* What the task asks *
Write out all the data again, exactly as it stands.
══ Material ══
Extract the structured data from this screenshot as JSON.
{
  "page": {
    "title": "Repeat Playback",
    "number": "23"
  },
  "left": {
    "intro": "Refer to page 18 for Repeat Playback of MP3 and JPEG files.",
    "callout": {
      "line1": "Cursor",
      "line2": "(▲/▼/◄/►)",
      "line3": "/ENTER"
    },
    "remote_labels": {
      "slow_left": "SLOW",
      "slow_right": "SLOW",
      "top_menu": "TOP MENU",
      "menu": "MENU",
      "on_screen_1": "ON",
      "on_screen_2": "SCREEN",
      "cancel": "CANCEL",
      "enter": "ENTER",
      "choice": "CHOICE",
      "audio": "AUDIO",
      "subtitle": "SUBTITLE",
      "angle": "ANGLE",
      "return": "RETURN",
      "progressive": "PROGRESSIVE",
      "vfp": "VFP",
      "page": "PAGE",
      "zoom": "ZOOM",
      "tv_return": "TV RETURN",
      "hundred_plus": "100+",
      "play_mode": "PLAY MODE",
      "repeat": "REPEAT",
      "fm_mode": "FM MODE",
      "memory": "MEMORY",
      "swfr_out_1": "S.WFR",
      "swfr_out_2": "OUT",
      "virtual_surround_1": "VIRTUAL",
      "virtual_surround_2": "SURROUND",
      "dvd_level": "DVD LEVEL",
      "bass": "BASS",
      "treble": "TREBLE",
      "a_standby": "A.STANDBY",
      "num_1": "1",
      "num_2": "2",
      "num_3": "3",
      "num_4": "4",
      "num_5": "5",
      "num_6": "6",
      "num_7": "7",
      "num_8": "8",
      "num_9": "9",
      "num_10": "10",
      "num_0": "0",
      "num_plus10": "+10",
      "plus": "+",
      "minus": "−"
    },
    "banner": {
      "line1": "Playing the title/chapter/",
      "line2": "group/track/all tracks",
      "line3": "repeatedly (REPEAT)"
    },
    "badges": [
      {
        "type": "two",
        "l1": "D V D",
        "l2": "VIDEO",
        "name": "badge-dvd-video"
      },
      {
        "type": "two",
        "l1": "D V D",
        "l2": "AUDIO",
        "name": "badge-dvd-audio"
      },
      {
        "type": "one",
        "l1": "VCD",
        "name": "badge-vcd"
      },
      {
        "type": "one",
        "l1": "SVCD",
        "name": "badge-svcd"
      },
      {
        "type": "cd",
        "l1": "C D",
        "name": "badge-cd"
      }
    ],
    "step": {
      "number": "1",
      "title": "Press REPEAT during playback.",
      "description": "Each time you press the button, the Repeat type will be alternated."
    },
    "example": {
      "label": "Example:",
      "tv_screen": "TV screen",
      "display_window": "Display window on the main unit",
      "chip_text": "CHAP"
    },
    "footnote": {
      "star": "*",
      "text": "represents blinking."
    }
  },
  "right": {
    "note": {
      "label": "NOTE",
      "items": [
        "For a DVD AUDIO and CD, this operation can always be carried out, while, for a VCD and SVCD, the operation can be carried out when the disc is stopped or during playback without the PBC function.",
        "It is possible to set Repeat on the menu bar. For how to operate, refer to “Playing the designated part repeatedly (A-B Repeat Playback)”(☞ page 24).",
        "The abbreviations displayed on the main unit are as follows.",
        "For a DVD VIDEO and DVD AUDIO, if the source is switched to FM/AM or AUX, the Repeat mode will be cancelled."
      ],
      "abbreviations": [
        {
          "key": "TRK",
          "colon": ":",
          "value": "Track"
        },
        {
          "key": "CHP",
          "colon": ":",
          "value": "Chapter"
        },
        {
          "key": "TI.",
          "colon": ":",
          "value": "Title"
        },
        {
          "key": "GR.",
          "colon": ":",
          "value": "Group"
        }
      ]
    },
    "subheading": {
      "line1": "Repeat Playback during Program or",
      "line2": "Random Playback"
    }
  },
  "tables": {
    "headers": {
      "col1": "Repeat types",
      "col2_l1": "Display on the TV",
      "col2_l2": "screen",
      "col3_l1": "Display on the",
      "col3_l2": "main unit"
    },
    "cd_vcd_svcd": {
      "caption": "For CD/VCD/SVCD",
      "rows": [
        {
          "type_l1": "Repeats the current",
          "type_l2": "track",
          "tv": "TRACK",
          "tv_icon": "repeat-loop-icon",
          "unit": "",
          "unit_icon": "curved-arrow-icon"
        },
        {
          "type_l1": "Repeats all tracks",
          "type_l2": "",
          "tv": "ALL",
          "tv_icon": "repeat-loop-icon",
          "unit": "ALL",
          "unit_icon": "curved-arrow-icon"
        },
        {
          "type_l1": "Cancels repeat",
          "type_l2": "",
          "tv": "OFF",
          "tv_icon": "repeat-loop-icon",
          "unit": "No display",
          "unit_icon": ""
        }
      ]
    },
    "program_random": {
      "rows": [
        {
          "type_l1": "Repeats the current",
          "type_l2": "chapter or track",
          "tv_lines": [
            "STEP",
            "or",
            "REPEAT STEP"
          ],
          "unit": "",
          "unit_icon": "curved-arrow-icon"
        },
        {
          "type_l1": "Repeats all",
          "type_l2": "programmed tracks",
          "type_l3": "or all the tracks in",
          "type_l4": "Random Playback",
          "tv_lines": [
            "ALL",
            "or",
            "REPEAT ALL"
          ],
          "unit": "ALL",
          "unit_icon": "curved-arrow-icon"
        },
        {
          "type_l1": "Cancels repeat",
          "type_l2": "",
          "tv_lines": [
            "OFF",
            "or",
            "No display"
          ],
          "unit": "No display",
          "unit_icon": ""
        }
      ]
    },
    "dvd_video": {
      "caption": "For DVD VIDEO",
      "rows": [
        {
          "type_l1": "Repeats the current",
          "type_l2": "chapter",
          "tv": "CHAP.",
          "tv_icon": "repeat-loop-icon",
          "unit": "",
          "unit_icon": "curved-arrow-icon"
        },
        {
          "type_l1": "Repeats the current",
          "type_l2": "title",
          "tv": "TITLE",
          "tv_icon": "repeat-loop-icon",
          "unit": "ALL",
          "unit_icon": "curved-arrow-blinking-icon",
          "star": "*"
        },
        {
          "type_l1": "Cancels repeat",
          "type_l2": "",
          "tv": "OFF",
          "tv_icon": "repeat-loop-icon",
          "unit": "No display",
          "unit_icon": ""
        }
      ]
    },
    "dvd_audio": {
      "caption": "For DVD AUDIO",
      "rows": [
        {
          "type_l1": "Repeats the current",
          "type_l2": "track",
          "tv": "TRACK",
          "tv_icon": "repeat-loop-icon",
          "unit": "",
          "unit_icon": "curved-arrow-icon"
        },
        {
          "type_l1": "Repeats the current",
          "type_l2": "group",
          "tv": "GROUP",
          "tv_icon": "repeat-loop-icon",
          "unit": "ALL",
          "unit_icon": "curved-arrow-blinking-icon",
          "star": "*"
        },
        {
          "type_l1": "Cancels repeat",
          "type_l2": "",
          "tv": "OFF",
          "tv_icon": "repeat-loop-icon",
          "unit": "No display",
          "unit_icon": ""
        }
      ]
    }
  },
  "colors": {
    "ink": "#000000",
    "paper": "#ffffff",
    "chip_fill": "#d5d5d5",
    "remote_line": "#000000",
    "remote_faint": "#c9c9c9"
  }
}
═══
* Result for this exercise *
Extract the structured data from this screenshot as JSON.
{
  "page": {
    "title": "Repeat Playback",
    "number": "23"
  },
  "left": {
    "intro": "Refer to page 18 for Repeat Playback of MP3 and JPEG files.",
    "callout": {
      "line1": "Cursor",
      "line2": "(▲/▼/◄/►)",
      "line3": "/ENTER"
    },
    "remote_labels": {
      "slow_left": "SLOW",
      "slow_right": "SLOW",
      "top_menu": "TOP MENU",
      "menu": "MENU",
      "on_screen_1": "ON",
      "on_screen_2": "SCREEN",
      "cancel": "CANCEL",
      "enter": "ENTER",
      "choice": "CHOICE",
      "audio": "AUDIO",
      "subtitle": "SUBTITLE",
      "angle": "ANGLE",
      "return": "RETURN",
      "progressive": "PROGRESSIVE",
      "vfp": "VFP",
      "page": "PAGE",
      "zoom": "ZOOM",
      "tv_return": "TV RETURN",
      "hundred_plus": "100+",
      "play_mode": "PLAY MODE",
      "repeat": "REPEAT",
      "fm_mode": "FM MODE",
      "memory": "MEMORY",
      "swfr_out_1": "S.WFR",
      "swfr_out_2": "OUT",
      "virtual_surround_1": "VIRTUAL",
      "virtual_surround_2": "SURROUND",
      "dvd_level": "DVD LEVEL",
      "bass": "BASS",
      "treble": "TREBLE",
      "a_standby": "A.STANDBY",
      "num_1": "1",
      "num_2": "2",
      "num_3": "3",
      "num_4": "4",
      "num_5": "5",
      "num_6": "6",
      "num_7": "7",
      "num_8": "8",
      "num_9": "9",
      "num_10": "10",
      "num_0": "0",
      "num_plus10": "+10",
      "plus": "+",
      "minus": "−"
    },
    "banner": {
      "line1": "Playing the title/chapter/",
      "line2": "group/track/all tracks",
      "line3": "repeatedly (REPEAT)"
    },
    "badges": [
      {
        "type": "two",
        "l1": "D V D",
        "l2": "VIDEO",
        "name": "badge-dvd-video"
      },
      {
        "type": "two",
        "l1": "D V D",
        "l2": "AUDIO",
        "name": "badge-dvd-audio"
      },
      {
        "type": "one",
        "l1": "VCD",
        "name": "badge-vcd"
      },
      {
        "type": "one",
        "l1": "SVCD",
        "name": "badge-svcd"
      },
      {
        "type": "cd",
        "l1": "C D",
        "name": "badge-cd"
      }
    ],
    "step": {
      "number": "1",
      "title": "Press REPEAT during playback.",
      "description": "Each time you press the button, the Repeat type will be alternated."
    },
    "example": {
      "label": "Example:",
      "tv_screen": "TV screen",
      "display_window": "Display window on the main unit",
      "chip_text": "CHAP"
    },
    "footnote": {
      "star": "*",
      "text": "represents blinking."
    }
  },
  "right": {
    "note": {
      "label": "NOTE",
      "items": [
        "For a DVD AUDIO and CD, this operation can always be carried out, while, for a VCD and SVCD, the operation can be carried out when the disc is stopped or during playback without the PBC function.",
        "It is possible to set Repeat on the menu bar. For how to operate, refer to “Playing the designated part repeatedly (A-B Repeat Playback)”(☞ page 24).",
        "The abbreviations displayed on the main unit are as follows.",
        "For a DVD VIDEO and DVD AUDIO, if the source is switched to FM/AM or AUX, the Repeat mode will be cancelled."
      ],
      "abbreviations": [
        {
          "key": "TRK",
          "colon": ":",
          "value": "Track"
        },
        {
          "key": "CHP",
          "colon": ":",
          "value": "Chapter"
        },
        {
          "key": "TI.",
          "colon": ":",
          "value": "Title"
        },
        {
          "key": "GR.",
          "colon": ":",
          "value": "Group"
        }
      ]
    },
    "subheading": {
      "line1": "Repeat Playback during Program or",
      "line2": "Random Playback"
    }
  },
  "tables": {
    "headers": {
      "col1": "Repeat types",
      "col2_l1": "Display on the TV",
      "col2_l2": "screen",
      "col3_l1": "Display on the",
      "col3_l2": "main unit"
    },
    "cd_vcd_svcd": {
      "caption": "For CD/VCD/SVCD",
      "rows": [
        {
          "type_l1": "Repeats the current",
          "type_l2": "track",
          "tv": "TRACK",
          "tv_icon": "repeat-loop-icon",
          "unit": "",
          "unit_icon": "curved-arrow-icon"
        },
        {
          "type_l1": "Repeats all tracks",
          "type_l2": "",
          "tv": "ALL",
          "tv_icon": "repeat-loop-icon",
          "unit": "ALL",
          "unit_icon": "curved-arrow-icon"
        },
        {
          "type_l1": "Cancels repeat",
          "type_l2": "",
          "tv": "OFF",
          "tv_icon": "repeat-loop-icon",
          "unit": "No display",
          "unit_icon": ""
        }
      ]
    },
    "program_random": {
      "rows": [
        {
          "type_l1": "Repeats the current",
          "type_l2": "chapter or track",
          "tv_lines": [
            "STEP",
            "or",
            "REPEAT STEP"
          ],
          "unit": "",
          "unit_icon": "curved-arrow-icon"
        },
        {
          "type_l1": "Repeats all",
          "type_l2": "programmed tracks",
          "type_l3": "or all the tracks in",
          "type_l4": "Random Playback",
          "tv_lines": [
            "ALL",
            "or",
            "REPEAT ALL"
          ],
          "unit": "ALL",
          "unit_icon": "curved-arrow-icon"
        },
        {
          "type_l1": "Cancels repeat",
          "type_l2": "",
          "tv_lines": [
            "OFF",
            "or",
            "No display"
          ],
          "unit": "No display",
          "unit_icon": ""
        }
      ]
    },
    "dvd_video": {
      "caption": "For DVD VIDEO",
      "rows": [
        {
          "type_l1": "Repeats the current",
          "type_l2": "chapter",
          "tv": "CHAP.",
          "tv_icon": "repeat-loop-icon",
          "unit": "",
          "unit_icon": "curved-arrow-icon"
        },
        {
          "type_l1": "Repeats the current",
          "type_l2": "title",
          "tv": "TITLE",
          "tv_icon": "repeat-loop-icon",
          "unit": "ALL",
          "unit_icon": "curved-arrow-blinking-icon",
          "star": "*"
        },
        {
          "type_l1": "Cancels repeat",
          "type_l2": "",
          "tv": "OFF",
          "tv_icon": "repeat-loop-icon",
          "unit": "No display",
          "unit_icon": ""
        }
      ]
    },
    "dvd_audio": {
      "caption": "For DVD AUDIO",
      "rows": [
        {
          "type_l1": "Repeats the current",
          "type_l2": "track",
          "tv": "TRACK",
          "tv_icon": "repeat-loop-icon",
          "unit": "",
          "unit_icon": "curved-arrow-icon"
        },
        {
          "type_l1": "Repeats the current",
          "type_l2": "group",
          "tv": "GROUP",
          "tv_icon": "repeat-loop-icon",
          "unit": "ALL",
          "unit_icon": "curved-arrow-blinking-icon",
          "star": "*"
        },
        {
          "type_l1": "Cancels repeat",
          "type_l2": "",
          "tv": "OFF",
          "tv_icon": "repeat-loop-icon",
          "unit": "No display",
          "unit_icon": ""
        }
      ]
    }
  },
  "colors": {
    "ink": "#000000",
    "paper": "#ffffff",
    "chip_fill": "#d5d5d5",
    "remote_line": "#000000",
    "remote_faint": "#c9c9c9"
  }
}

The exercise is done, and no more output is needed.